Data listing
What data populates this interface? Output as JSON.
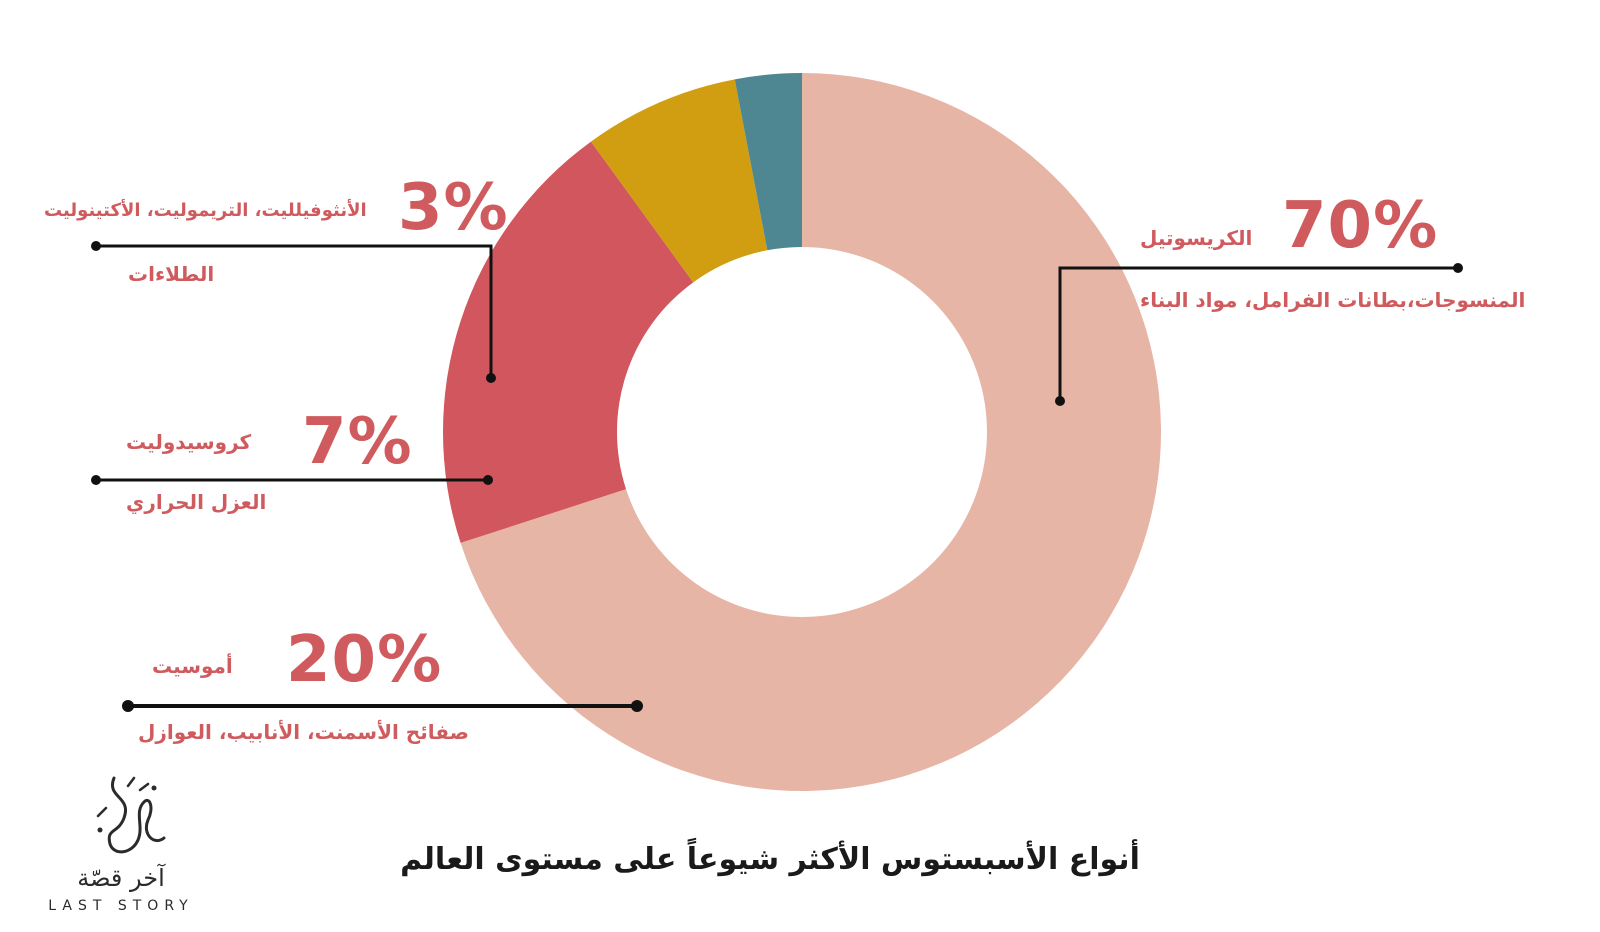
{
  "chart_data": {
    "type": "pie",
    "title": "أنواع الأسبستوس الأكثر شيوعاً على مستوى العالم",
    "slices": [
      {
        "label": "الكريسوتيل",
        "value": 70,
        "display": "70%",
        "use": "المنسوجات،بطانات الفرامل، مواد البناء",
        "color": "#e7b5a5"
      },
      {
        "label": "أموسيت",
        "value": 20,
        "display": "20%",
        "use": "صفائح الأسمنت، الأنابيب، العوازل",
        "color": "#d2565d"
      },
      {
        "label": "كروسيدوليت",
        "value": 7,
        "display": "7%",
        "use": "العزل الحراري",
        "color": "#d19e12"
      },
      {
        "label": "الأنثوفيلليت، التريموليت، الأكتينوليت",
        "value": 3,
        "display": "3%",
        "use": "الطلاءات",
        "color": "#4e8791"
      }
    ]
  },
  "logo": {
    "arabic": "آخر قصّة",
    "english": "LAST STORY"
  },
  "colors": {
    "label": "#cf5b5e",
    "leader": "#111111",
    "title": "#1a1a1a"
  }
}
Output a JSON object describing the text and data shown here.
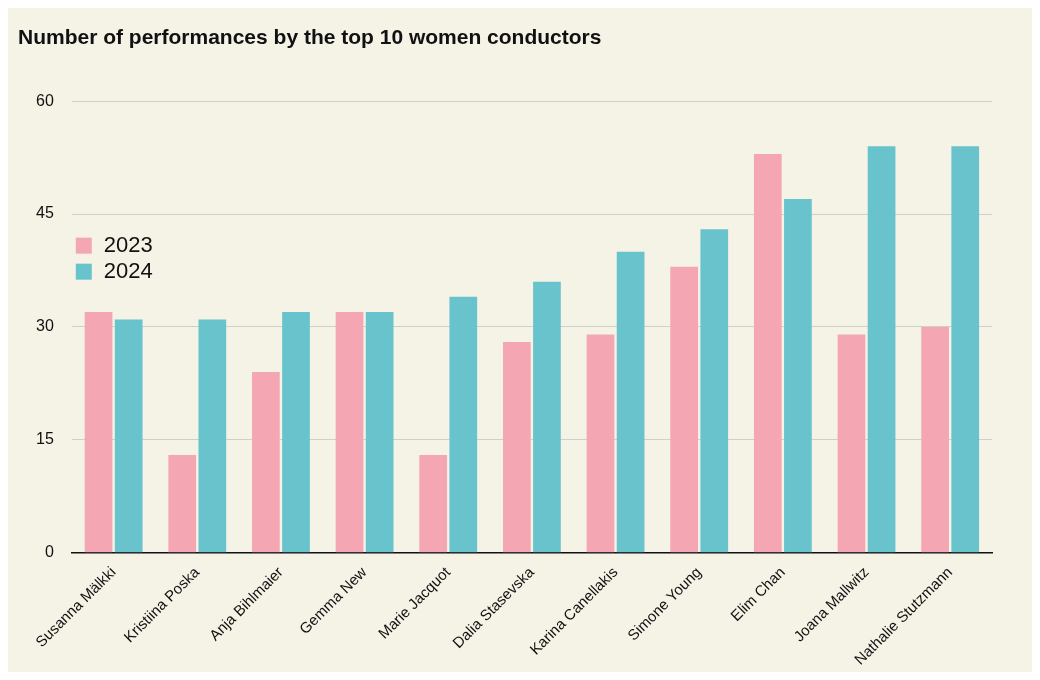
{
  "chart_data": {
    "type": "bar",
    "title": "Number of performances by the top 10 women conductors",
    "categories": [
      "Susanna Mälkki",
      "Kristiina Poska",
      "Anja Bihlmaier",
      "Gemma New",
      "Marie Jacquot",
      "Dalia Stasevska",
      "Karina Canellakis",
      "Simone Young",
      "Elim Chan",
      "Joana Mallwitz",
      "Nathalie Stutzmann"
    ],
    "series": [
      {
        "name": "2023",
        "color": "#f4a7b3",
        "values": [
          32,
          13,
          24,
          32,
          13,
          28,
          29,
          38,
          53,
          29,
          30
        ]
      },
      {
        "name": "2024",
        "color": "#68c3cc",
        "values": [
          31,
          31,
          32,
          32,
          34,
          36,
          40,
          43,
          47,
          54,
          54
        ]
      }
    ],
    "ylim": [
      0,
      60
    ],
    "yticks": [
      0,
      15,
      30,
      45,
      60
    ],
    "grid": "y",
    "legend": "left"
  }
}
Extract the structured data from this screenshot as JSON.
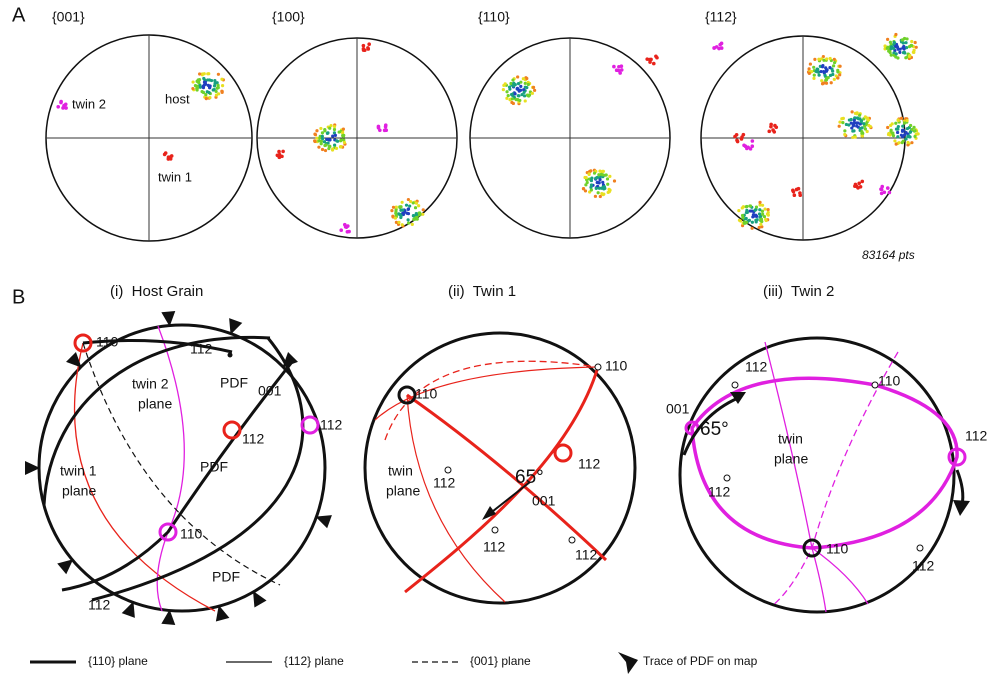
{
  "figure": {
    "panel_a": {
      "label": "A",
      "pole_figures": [
        {
          "title": "{001}",
          "annotations": [
            "twin 2",
            "host",
            "twin 1"
          ]
        },
        {
          "title": "{100}"
        },
        {
          "title": "{110}"
        },
        {
          "title": "{112}"
        }
      ],
      "point_count": "83164 pts"
    },
    "panel_b": {
      "label": "B",
      "projections": [
        {
          "title": "(i)  Host Grain",
          "labels": [
            "110",
            "112",
            "PDF",
            "001",
            "twin 2",
            "plane",
            "112",
            "112",
            "PDF",
            "twin 1",
            "plane",
            "110",
            "PDF",
            "112"
          ]
        },
        {
          "title": "(ii)  Twin 1",
          "labels": [
            "110",
            "110",
            "twin",
            "plane",
            "112",
            "112",
            "65°",
            "001",
            "112",
            "112"
          ]
        },
        {
          "title": "(iii)  Twin 2",
          "labels": [
            "001",
            "65°",
            "112",
            "110",
            "twin",
            "plane",
            "112",
            "112",
            "110",
            "112"
          ]
        }
      ]
    },
    "legend": [
      "{110} plane",
      "{112} plane",
      "{001} plane",
      "Trace of PDF on map"
    ]
  }
}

> What you are asked to do
Pick out the lines that contain "Output" and copy them.

> Solution to the exercise
What data populates this interface? Output as JSON.
Output a JSON object describing the text and data shown here.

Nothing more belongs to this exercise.